- [EXERCISE PROMPT]
Every record below should be printed exactly as given.

- [RECORDS FOR THE EXERCISE]

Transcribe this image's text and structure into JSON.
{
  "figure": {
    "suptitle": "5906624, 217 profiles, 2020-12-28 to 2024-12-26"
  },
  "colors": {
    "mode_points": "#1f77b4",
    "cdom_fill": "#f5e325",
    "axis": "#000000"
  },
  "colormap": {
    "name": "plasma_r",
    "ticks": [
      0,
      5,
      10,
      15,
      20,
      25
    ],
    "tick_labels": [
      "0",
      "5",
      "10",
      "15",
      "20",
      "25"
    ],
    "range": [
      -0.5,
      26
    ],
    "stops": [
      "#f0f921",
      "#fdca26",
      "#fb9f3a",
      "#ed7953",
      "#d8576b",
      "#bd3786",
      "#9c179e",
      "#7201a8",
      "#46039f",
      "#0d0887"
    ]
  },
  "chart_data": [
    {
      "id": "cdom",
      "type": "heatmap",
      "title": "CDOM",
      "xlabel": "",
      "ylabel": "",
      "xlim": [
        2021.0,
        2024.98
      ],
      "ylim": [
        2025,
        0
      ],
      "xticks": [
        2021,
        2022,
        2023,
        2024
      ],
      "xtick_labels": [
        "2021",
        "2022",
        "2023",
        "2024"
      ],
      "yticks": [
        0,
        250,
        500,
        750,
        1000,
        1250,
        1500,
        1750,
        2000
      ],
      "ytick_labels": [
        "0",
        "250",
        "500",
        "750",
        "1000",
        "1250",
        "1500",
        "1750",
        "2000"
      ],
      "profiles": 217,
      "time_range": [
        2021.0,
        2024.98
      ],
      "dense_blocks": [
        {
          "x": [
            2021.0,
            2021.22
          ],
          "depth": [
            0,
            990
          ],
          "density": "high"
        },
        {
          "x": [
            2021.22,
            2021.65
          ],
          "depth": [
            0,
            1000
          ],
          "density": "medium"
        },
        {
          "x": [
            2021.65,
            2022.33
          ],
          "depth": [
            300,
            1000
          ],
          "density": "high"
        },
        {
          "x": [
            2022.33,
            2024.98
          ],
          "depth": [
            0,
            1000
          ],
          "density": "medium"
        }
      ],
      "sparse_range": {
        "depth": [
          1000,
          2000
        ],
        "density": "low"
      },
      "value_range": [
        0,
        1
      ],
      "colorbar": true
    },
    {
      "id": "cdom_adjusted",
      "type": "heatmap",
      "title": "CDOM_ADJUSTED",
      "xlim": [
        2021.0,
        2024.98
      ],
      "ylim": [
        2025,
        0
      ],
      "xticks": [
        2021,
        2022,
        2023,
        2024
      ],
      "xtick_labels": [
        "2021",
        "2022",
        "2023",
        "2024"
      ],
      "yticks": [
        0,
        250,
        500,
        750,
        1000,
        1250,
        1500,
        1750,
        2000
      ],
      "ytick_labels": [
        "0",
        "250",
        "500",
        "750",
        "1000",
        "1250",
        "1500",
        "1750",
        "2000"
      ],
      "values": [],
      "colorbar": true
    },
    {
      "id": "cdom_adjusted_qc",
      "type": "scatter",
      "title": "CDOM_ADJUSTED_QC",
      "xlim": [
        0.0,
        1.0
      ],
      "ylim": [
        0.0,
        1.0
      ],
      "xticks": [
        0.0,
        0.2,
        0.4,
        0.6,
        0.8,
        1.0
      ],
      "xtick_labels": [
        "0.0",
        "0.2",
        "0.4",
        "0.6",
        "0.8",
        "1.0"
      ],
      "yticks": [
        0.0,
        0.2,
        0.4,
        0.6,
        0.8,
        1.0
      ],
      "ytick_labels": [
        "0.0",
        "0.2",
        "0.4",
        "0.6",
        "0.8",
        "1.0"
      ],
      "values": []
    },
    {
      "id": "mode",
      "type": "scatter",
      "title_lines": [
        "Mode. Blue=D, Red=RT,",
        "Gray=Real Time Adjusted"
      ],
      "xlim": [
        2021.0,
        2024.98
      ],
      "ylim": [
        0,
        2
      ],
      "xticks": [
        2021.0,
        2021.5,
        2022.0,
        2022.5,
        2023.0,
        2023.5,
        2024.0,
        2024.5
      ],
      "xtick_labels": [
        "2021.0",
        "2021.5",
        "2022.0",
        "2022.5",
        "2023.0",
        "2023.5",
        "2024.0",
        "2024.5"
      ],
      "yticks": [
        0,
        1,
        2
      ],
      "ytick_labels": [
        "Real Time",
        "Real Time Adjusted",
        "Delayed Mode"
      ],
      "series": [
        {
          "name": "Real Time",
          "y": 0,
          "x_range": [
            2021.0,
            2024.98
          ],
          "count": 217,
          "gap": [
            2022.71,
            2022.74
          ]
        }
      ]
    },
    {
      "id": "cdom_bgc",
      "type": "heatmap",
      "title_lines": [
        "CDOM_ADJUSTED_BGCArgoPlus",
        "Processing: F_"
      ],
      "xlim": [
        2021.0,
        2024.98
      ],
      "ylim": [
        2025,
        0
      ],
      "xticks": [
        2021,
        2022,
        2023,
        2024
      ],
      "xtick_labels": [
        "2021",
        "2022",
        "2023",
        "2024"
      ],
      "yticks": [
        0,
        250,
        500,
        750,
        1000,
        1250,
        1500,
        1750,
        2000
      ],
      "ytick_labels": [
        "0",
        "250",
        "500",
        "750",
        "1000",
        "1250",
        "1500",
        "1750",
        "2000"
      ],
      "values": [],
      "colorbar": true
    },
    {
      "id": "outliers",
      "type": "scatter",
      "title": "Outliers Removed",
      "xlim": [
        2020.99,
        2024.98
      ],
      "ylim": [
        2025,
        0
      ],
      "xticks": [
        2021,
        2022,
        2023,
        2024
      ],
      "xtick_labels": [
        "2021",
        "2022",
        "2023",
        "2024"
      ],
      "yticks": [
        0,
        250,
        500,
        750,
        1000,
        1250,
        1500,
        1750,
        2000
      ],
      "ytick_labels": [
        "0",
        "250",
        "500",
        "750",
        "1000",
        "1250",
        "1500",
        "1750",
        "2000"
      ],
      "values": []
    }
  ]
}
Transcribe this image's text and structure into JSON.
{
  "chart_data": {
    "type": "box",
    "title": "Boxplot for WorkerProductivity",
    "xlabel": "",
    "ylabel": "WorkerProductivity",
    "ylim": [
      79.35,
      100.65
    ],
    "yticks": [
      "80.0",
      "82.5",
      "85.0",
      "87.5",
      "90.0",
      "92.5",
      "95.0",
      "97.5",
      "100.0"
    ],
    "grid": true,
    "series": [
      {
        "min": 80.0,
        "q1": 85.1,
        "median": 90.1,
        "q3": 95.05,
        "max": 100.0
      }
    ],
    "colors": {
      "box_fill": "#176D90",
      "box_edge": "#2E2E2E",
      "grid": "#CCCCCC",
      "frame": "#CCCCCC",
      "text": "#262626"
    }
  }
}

- [EXERCISE ANSWER]
Transcribe this image's text and structure into JSON.
{
  "figure": {
    "suptitle": "5906624, 217 profiles, 2020-12-28 to 2024-12-26"
  },
  "colors": {
    "mode_points": "#1f77b4",
    "cdom_fill": "#f5e325",
    "axis": "#000000"
  },
  "colormap": {
    "name": "plasma_r",
    "ticks": [
      0,
      5,
      10,
      15,
      20,
      25
    ],
    "tick_labels": [
      "0",
      "5",
      "10",
      "15",
      "20",
      "25"
    ],
    "range": [
      -0.5,
      26
    ],
    "stops": [
      "#f0f921",
      "#fdca26",
      "#fb9f3a",
      "#ed7953",
      "#d8576b",
      "#bd3786",
      "#9c179e",
      "#7201a8",
      "#46039f",
      "#0d0887"
    ]
  },
  "chart_data": [
    {
      "id": "cdom",
      "type": "heatmap",
      "title": "CDOM",
      "xlabel": "",
      "ylabel": "",
      "xlim": [
        2021.0,
        2024.98
      ],
      "ylim": [
        2025,
        0
      ],
      "xticks": [
        2021,
        2022,
        2023,
        2024
      ],
      "xtick_labels": [
        "2021",
        "2022",
        "2023",
        "2024"
      ],
      "yticks": [
        0,
        250,
        500,
        750,
        1000,
        1250,
        1500,
        1750,
        2000
      ],
      "ytick_labels": [
        "0",
        "250",
        "500",
        "750",
        "1000",
        "1250",
        "1500",
        "1750",
        "2000"
      ],
      "profiles": 217,
      "time_range": [
        2021.0,
        2024.98
      ],
      "dense_blocks": [
        {
          "x": [
            2021.0,
            2021.22
          ],
          "depth": [
            0,
            990
          ],
          "density": "high"
        },
        {
          "x": [
            2021.22,
            2021.65
          ],
          "depth": [
            0,
            1000
          ],
          "density": "medium"
        },
        {
          "x": [
            2021.65,
            2022.33
          ],
          "depth": [
            300,
            1000
          ],
          "density": "high"
        },
        {
          "x": [
            2022.33,
            2024.98
          ],
          "depth": [
            0,
            1000
          ],
          "density": "medium"
        }
      ],
      "sparse_range": {
        "depth": [
          1000,
          2000
        ],
        "density": "low"
      },
      "value_range": [
        0,
        1
      ],
      "colorbar": true
    },
    {
      "id": "cdom_adjusted",
      "type": "heatmap",
      "title": "CDOM_ADJUSTED",
      "xlim": [
        2021.0,
        2024.98
      ],
      "ylim": [
        2025,
        0
      ],
      "xticks": [
        2021,
        2022,
        2023,
        2024
      ],
      "xtick_labels": [
        "2021",
        "2022",
        "2023",
        "2024"
      ],
      "yticks": [
        0,
        250,
        500,
        750,
        1000,
        1250,
        1500,
        1750,
        2000
      ],
      "ytick_labels": [
        "0",
        "250",
        "500",
        "750",
        "1000",
        "1250",
        "1500",
        "1750",
        "2000"
      ],
      "values": [],
      "colorbar": true
    },
    {
      "id": "cdom_adjusted_qc",
      "type": "scatter",
      "title": "CDOM_ADJUSTED_QC",
      "xlim": [
        0.0,
        1.0
      ],
      "ylim": [
        0.0,
        1.0
      ],
      "xticks": [
        0.0,
        0.2,
        0.4,
        0.6,
        0.8,
        1.0
      ],
      "xtick_labels": [
        "0.0",
        "0.2",
        "0.4",
        "0.6",
        "0.8",
        "1.0"
      ],
      "yticks": [
        0.0,
        0.2,
        0.4,
        0.6,
        0.8,
        1.0
      ],
      "ytick_labels": [
        "0.0",
        "0.2",
        "0.4",
        "0.6",
        "0.8",
        "1.0"
      ],
      "values": []
    },
    {
      "id": "mode",
      "type": "scatter",
      "title_lines": [
        "Mode. Blue=D, Red=RT,",
        "Gray=Real Time Adjusted"
      ],
      "xlim": [
        2021.0,
        2024.98
      ],
      "ylim": [
        0,
        2
      ],
      "xticks": [
        2021.0,
        2021.5,
        2022.0,
        2022.5,
        2023.0,
        2023.5,
        2024.0,
        2024.5
      ],
      "xtick_labels": [
        "2021.0",
        "2021.5",
        "2022.0",
        "2022.5",
        "2023.0",
        "2023.5",
        "2024.0",
        "2024.5"
      ],
      "yticks": [
        0,
        1,
        2
      ],
      "ytick_labels": [
        "Real Time",
        "Real Time Adjusted",
        "Delayed Mode"
      ],
      "series": [
        {
          "name": "Real Time",
          "y": 0,
          "x_range": [
            2021.0,
            2024.98
          ],
          "count": 217,
          "gap": [
            2022.71,
            2022.74
          ]
        }
      ]
    },
    {
      "id": "cdom_bgc",
      "type": "heatmap",
      "title_lines": [
        "CDOM_ADJUSTED_BGCArgoPlus",
        "Processing: F_"
      ],
      "xlim": [
        2021.0,
        2024.98
      ],
      "ylim": [
        2025,
        0
      ],
      "xticks": [
        2021,
        2022,
        2023,
        2024
      ],
      "xtick_labels": [
        "2021",
        "2022",
        "2023",
        "2024"
      ],
      "yticks": [
        0,
        250,
        500,
        750,
        1000,
        1250,
        1500,
        1750,
        2000
      ],
      "ytick_labels": [
        "0",
        "250",
        "500",
        "750",
        "1000",
        "1250",
        "1500",
        "1750",
        "2000"
      ],
      "values": [],
      "colorbar": true
    },
    {
      "id": "outliers",
      "type": "scatter",
      "title": "Outliers Removed",
      "xlim": [
        2020.99,
        2024.98
      ],
      "ylim": [
        2025,
        0
      ],
      "xticks": [
        2021,
        2022,
        2023,
        2024
      ],
      "xtick_labels": [
        "2021",
        "2022",
        "2023",
        "2024"
      ],
      "yticks": [
        0,
        250,
        500,
        750,
        1000,
        1250,
        1500,
        1750,
        2000
      ],
      "ytick_labels": [
        "0",
        "250",
        "500",
        "750",
        "1000",
        "1250",
        "1500",
        "1750",
        "2000"
      ],
      "values": []
    }
  ]
}
Transcribe this image's text and structure into JSON.
{
  "chart_data": {
    "type": "box",
    "title": "Boxplot for WorkerProductivity",
    "xlabel": "",
    "ylabel": "WorkerProductivity",
    "ylim": [
      79.35,
      100.65
    ],
    "yticks": [
      "80.0",
      "82.5",
      "85.0",
      "87.5",
      "90.0",
      "92.5",
      "95.0",
      "97.5",
      "100.0"
    ],
    "grid": true,
    "series": [
      {
        "min": 80.0,
        "q1": 85.1,
        "median": 90.1,
        "q3": 95.05,
        "max": 100.0
      }
    ],
    "colors": {
      "box_fill": "#176D90",
      "box_edge": "#2E2E2E",
      "grid": "#CCCCCC",
      "frame": "#CCCCCC",
      "text": "#262626"
    }
  }
}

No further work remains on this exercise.